WHAT YOU WILL DO:
Reproduce the listing exactly and skip over any pictures.
====
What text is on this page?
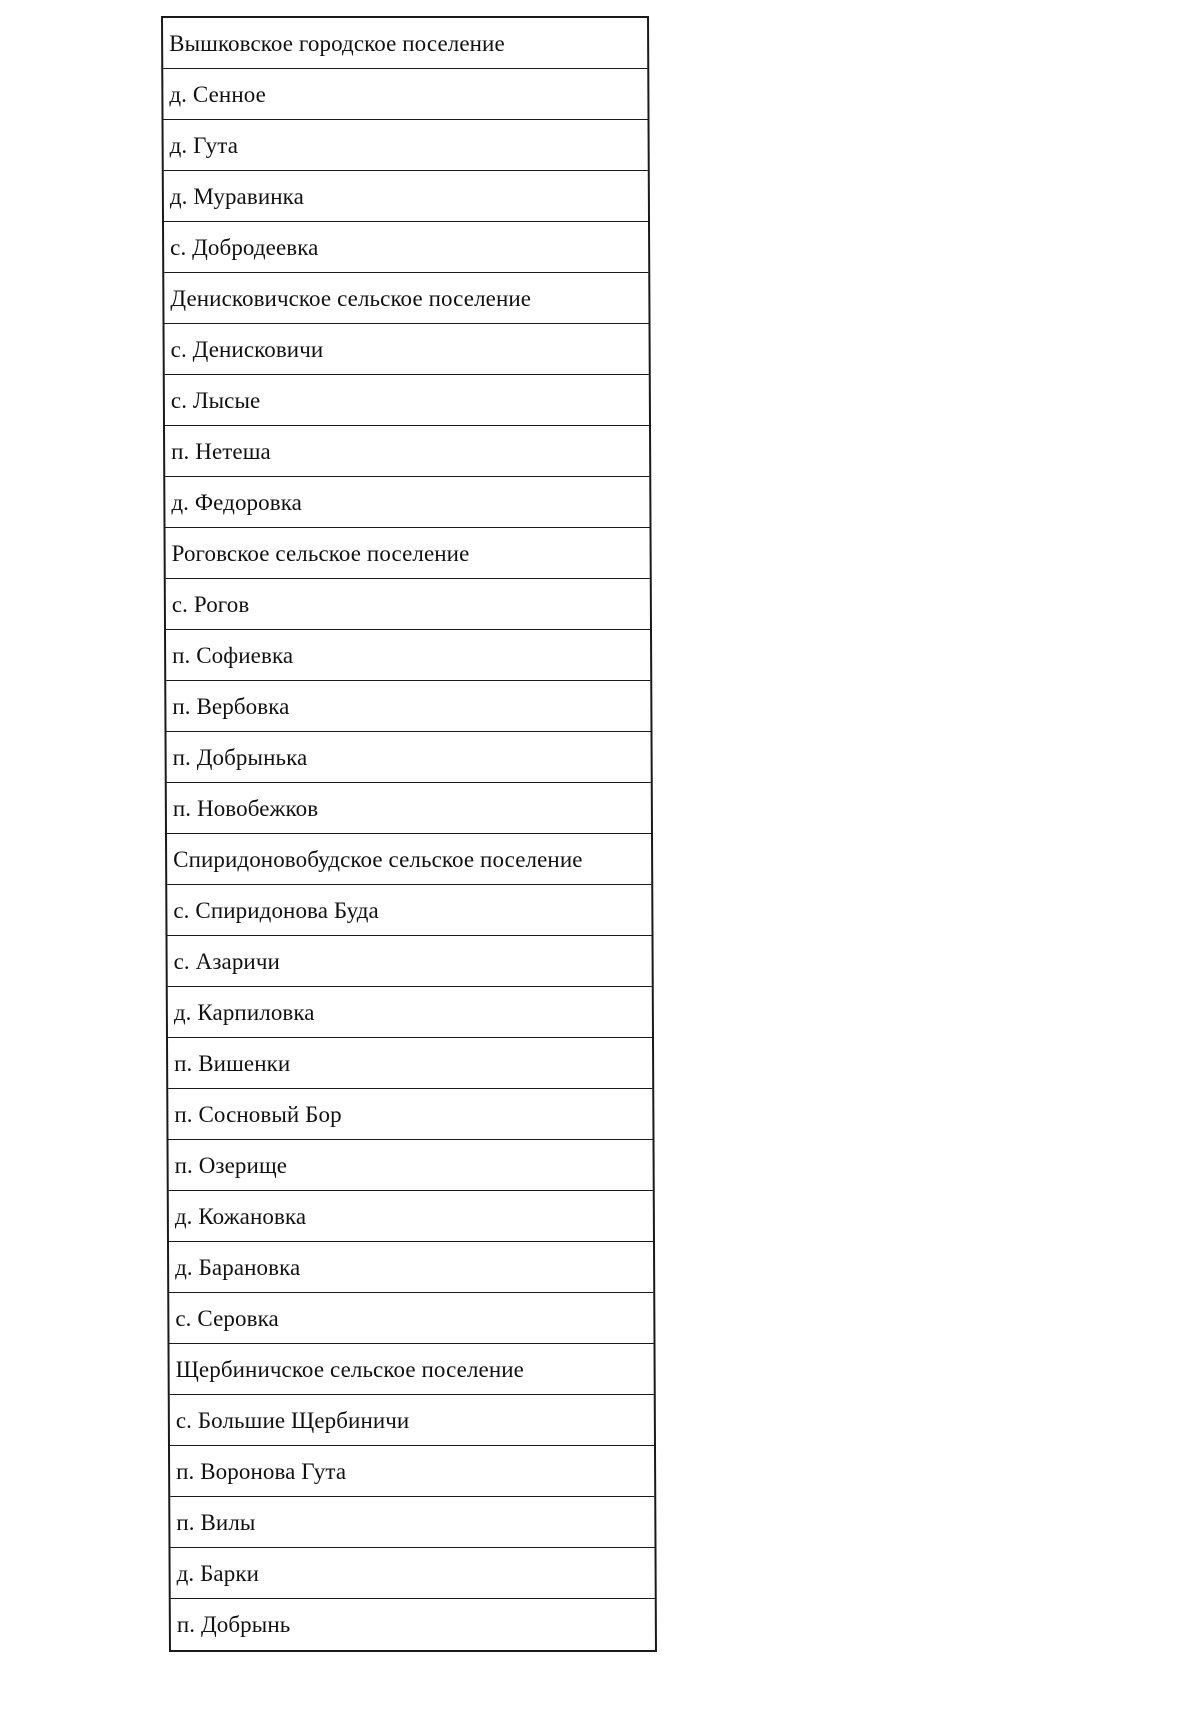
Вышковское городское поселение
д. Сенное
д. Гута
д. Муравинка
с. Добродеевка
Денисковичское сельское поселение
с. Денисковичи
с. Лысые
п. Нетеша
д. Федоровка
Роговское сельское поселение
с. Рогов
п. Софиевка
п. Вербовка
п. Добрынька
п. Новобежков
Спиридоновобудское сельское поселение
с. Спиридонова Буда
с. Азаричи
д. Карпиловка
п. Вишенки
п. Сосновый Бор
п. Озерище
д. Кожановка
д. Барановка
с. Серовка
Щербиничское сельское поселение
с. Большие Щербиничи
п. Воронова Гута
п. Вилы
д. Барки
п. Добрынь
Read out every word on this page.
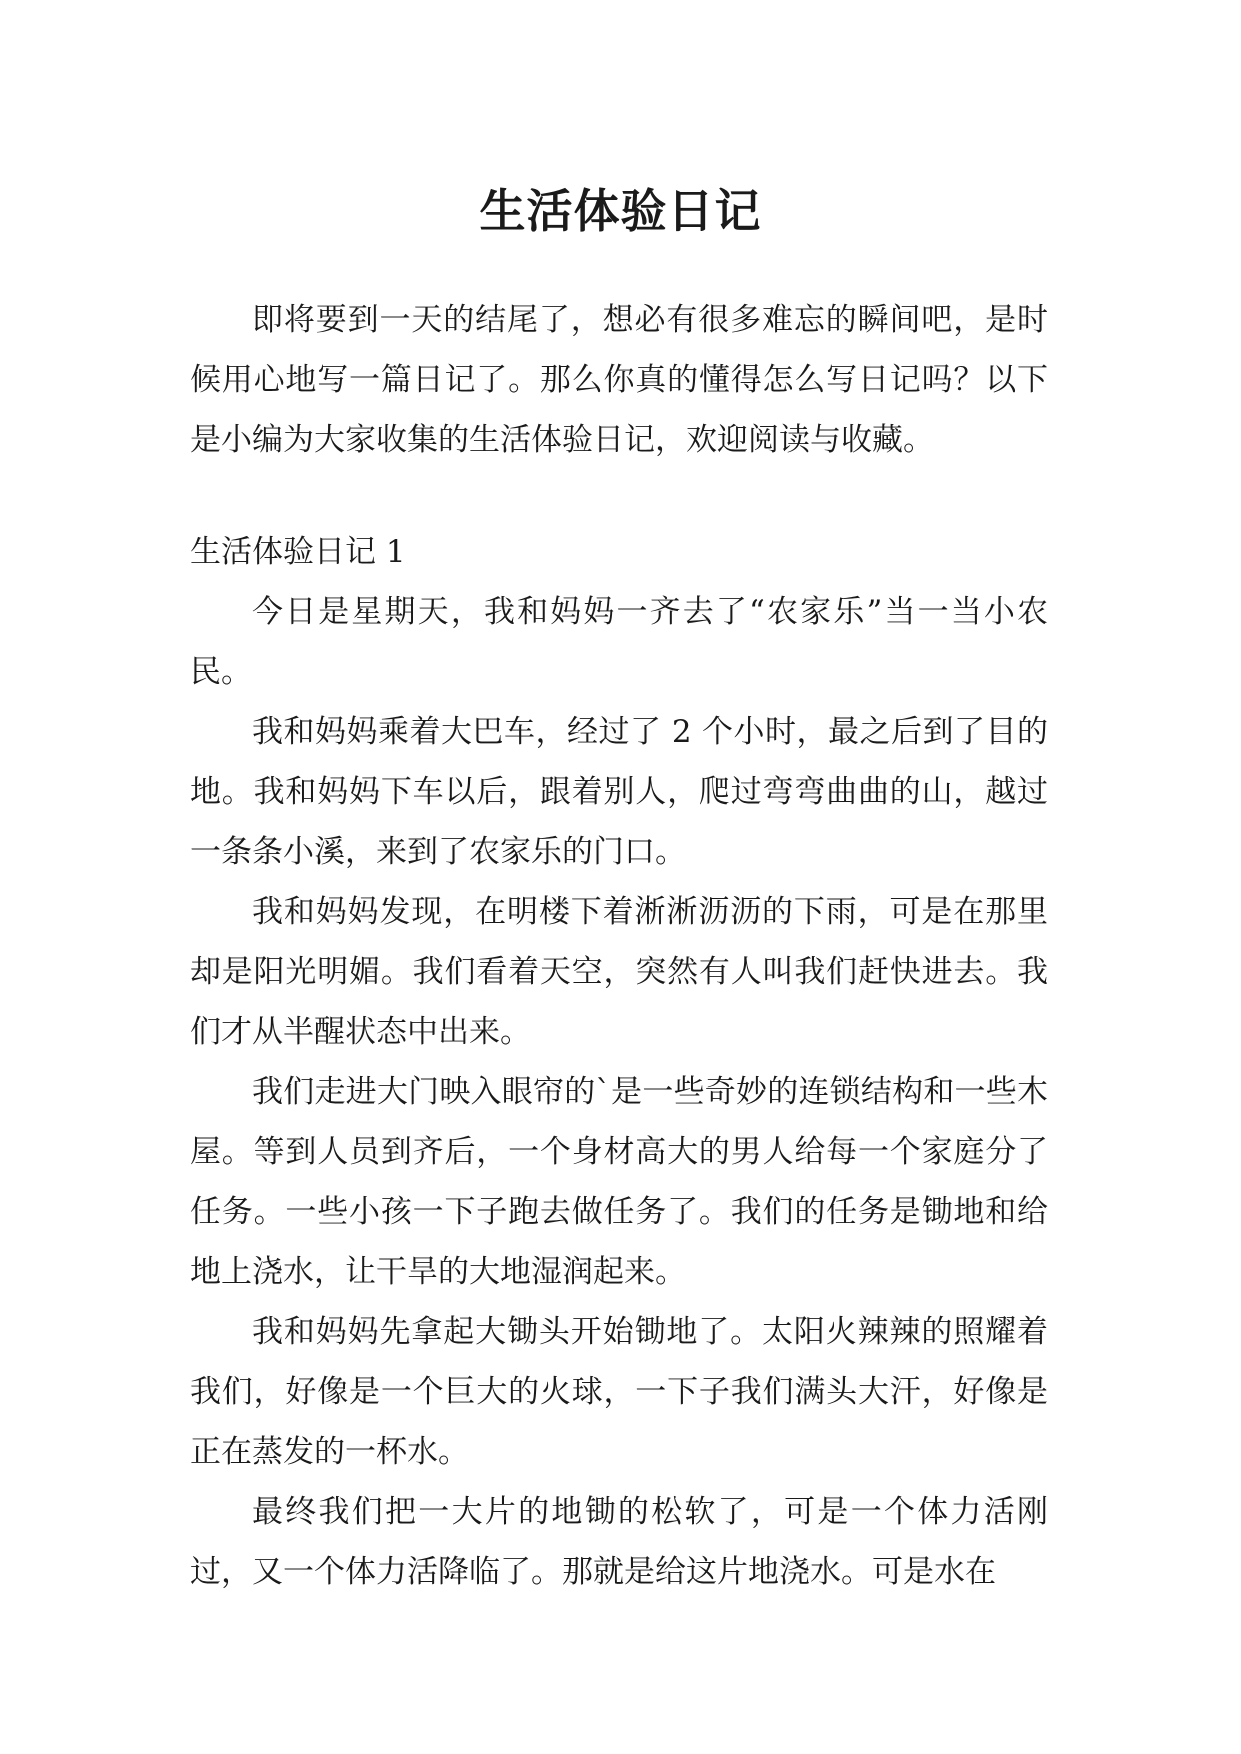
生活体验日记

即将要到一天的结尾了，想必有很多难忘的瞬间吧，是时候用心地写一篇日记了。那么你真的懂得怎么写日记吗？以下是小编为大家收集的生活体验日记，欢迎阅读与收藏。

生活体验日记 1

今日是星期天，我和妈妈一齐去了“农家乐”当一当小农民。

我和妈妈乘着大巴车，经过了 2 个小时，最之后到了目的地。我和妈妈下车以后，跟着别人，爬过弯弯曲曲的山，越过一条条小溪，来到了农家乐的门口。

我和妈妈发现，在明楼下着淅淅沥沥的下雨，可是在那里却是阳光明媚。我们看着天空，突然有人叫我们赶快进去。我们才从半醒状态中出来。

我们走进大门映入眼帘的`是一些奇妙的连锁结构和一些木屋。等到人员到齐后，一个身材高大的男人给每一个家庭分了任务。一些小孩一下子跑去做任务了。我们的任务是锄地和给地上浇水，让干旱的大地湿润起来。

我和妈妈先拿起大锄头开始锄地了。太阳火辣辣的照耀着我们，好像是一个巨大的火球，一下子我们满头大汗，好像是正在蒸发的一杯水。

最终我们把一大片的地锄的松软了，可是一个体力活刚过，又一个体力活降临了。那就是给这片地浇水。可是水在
====
WRITTEN ANSWER:
What text is on this page?
Вышковское городское поселение
д. Сенное
д. Гута
д. Муравинка
с. Добродеевка
Денисковичское сельское поселение
с. Денисковичи
с. Лысые
п. Нетеша
д. Федоровка
Роговское сельское поселение
с. Рогов
п. Софиевка
п. Вербовка
п. Добрынька
п. Новобежков
Спиридоновобудское сельское поселение
с. Спиридонова Буда
с. Азаричи
д. Карпиловка
п. Вишенки
п. Сосновый Бор
п. Озерище
д. Кожановка
д. Барановка
с. Серовка
Щербиничское сельское поселение
с. Большие Щербиничи
п. Воронова Гута
п. Вилы
д. Барки
п. Добрынь
Read out every word on this page.
生活体验日记

即将要到一天的结尾了，想必有很多难忘的瞬间吧，是时候用心地写一篇日记了。那么你真的懂得怎么写日记吗？以下是小编为大家收集的生活体验日记，欢迎阅读与收藏。

生活体验日记 1

今日是星期天，我和妈妈一齐去了“农家乐”当一当小农民。

我和妈妈乘着大巴车，经过了 2 个小时，最之后到了目的地。我和妈妈下车以后，跟着别人，爬过弯弯曲曲的山，越过一条条小溪，来到了农家乐的门口。

我和妈妈发现，在明楼下着淅淅沥沥的下雨，可是在那里却是阳光明媚。我们看着天空，突然有人叫我们赶快进去。我们才从半醒状态中出来。

我们走进大门映入眼帘的`是一些奇妙的连锁结构和一些木屋。等到人员到齐后，一个身材高大的男人给每一个家庭分了任务。一些小孩一下子跑去做任务了。我们的任务是锄地和给地上浇水，让干旱的大地湿润起来。

我和妈妈先拿起大锄头开始锄地了。太阳火辣辣的照耀着我们，好像是一个巨大的火球，一下子我们满头大汗，好像是正在蒸发的一杯水。

最终我们把一大片的地锄的松软了，可是一个体力活刚过，又一个体力活降临了。那就是给这片地浇水。可是水在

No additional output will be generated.